§ **EXERCISE AIM**:
Below is a block of records; repeat each one exactly.

>>>>>

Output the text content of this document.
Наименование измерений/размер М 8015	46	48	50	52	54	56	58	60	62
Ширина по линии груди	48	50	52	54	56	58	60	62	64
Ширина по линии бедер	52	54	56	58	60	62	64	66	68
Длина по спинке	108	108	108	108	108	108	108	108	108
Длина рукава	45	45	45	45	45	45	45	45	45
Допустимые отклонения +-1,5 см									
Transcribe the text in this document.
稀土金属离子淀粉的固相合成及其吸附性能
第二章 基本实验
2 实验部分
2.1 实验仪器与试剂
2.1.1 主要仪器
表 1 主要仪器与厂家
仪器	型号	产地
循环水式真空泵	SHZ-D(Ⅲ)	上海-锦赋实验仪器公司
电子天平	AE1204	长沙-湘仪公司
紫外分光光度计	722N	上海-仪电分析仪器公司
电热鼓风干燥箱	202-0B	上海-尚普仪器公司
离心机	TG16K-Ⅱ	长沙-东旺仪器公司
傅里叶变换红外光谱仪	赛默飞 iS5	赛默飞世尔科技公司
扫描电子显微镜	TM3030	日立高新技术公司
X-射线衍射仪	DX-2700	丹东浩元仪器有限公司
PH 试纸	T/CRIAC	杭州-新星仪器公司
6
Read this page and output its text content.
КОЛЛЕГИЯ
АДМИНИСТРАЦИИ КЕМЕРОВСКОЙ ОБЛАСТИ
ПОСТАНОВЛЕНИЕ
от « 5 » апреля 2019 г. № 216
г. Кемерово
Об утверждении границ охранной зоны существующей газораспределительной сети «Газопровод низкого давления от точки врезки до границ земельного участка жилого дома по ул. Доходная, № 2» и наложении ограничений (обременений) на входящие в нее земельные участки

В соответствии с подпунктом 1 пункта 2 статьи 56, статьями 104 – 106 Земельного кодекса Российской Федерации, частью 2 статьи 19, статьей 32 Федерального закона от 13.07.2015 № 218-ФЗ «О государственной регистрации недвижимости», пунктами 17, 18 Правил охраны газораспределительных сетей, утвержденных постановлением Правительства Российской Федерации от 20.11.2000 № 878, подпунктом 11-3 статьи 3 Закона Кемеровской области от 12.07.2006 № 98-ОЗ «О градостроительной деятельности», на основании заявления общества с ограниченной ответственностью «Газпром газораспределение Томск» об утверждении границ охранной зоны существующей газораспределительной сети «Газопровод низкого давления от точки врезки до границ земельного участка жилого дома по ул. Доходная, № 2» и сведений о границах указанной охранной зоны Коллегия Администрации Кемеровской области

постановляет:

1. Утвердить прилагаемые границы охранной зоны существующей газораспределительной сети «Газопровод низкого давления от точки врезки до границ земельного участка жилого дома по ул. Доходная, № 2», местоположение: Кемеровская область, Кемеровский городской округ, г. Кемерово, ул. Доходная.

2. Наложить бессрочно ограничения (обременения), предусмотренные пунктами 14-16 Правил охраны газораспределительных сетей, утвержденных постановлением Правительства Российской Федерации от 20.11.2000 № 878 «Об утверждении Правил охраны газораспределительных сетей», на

<<<<<

§ **THE SOLUTION**:
Output the text content of this document.
Наименование измерений/размер М 8015	46	48	50	52	54	56	58	60	62
Ширина по линии груди	48	50	52	54	56	58	60	62	64
Ширина по линии бедер	52	54	56	58	60	62	64	66	68
Длина по спинке	108	108	108	108	108	108	108	108	108
Длина рукава	45	45	45	45	45	45	45	45	45
Допустимые отклонения +-1,5 см									
Transcribe the text in this document.
稀土金属离子淀粉的固相合成及其吸附性能
第二章 基本实验
2 实验部分
2.1 实验仪器与试剂
2.1.1 主要仪器
表 1 主要仪器与厂家
仪器	型号	产地
循环水式真空泵	SHZ-D(Ⅲ)	上海-锦赋实验仪器公司
电子天平	AE1204	长沙-湘仪公司
紫外分光光度计	722N	上海-仪电分析仪器公司
电热鼓风干燥箱	202-0B	上海-尚普仪器公司
离心机	TG16K-Ⅱ	长沙-东旺仪器公司
傅里叶变换红外光谱仪	赛默飞 iS5	赛默飞世尔科技公司
扫描电子显微镜	TM3030	日立高新技术公司
X-射线衍射仪	DX-2700	丹东浩元仪器有限公司
PH 试纸	T/CRIAC	杭州-新星仪器公司
6
Read this page and output its text content.
КОЛЛЕГИЯ
АДМИНИСТРАЦИИ КЕМЕРОВСКОЙ ОБЛАСТИ
ПОСТАНОВЛЕНИЕ
от « 5 » апреля 2019 г. № 216
г. Кемерово
Об утверждении границ охранной зоны существующей газораспределительной сети «Газопровод низкого давления от точки врезки до границ земельного участка жилого дома по ул. Доходная, № 2» и наложении ограничений (обременений) на входящие в нее земельные участки

В соответствии с подпунктом 1 пункта 2 статьи 56, статьями 104 – 106 Земельного кодекса Российской Федерации, частью 2 статьи 19, статьей 32 Федерального закона от 13.07.2015 № 218-ФЗ «О государственной регистрации недвижимости», пунктами 17, 18 Правил охраны газораспределительных сетей, утвержденных постановлением Правительства Российской Федерации от 20.11.2000 № 878, подпунктом 11-3 статьи 3 Закона Кемеровской области от 12.07.2006 № 98-ОЗ «О градостроительной деятельности», на основании заявления общества с ограниченной ответственностью «Газпром газораспределение Томск» об утверждении границ охранной зоны существующей газораспределительной сети «Газопровод низкого давления от точки врезки до границ земельного участка жилого дома по ул. Доходная, № 2» и сведений о границах указанной охранной зоны Коллегия Администрации Кемеровской области

постановляет:

1. Утвердить прилагаемые границы охранной зоны существующей газораспределительной сети «Газопровод низкого давления от точки врезки до границ земельного участка жилого дома по ул. Доходная, № 2», местоположение: Кемеровская область, Кемеровский городской округ, г. Кемерово, ул. Доходная.

2. Наложить бессрочно ограничения (обременения), предусмотренные пунктами 14-16 Правил охраны газораспределительных сетей, утвержденных постановлением Правительства Российской Федерации от 20.11.2000 № 878 «Об утверждении Правил охраны газораспределительных сетей», на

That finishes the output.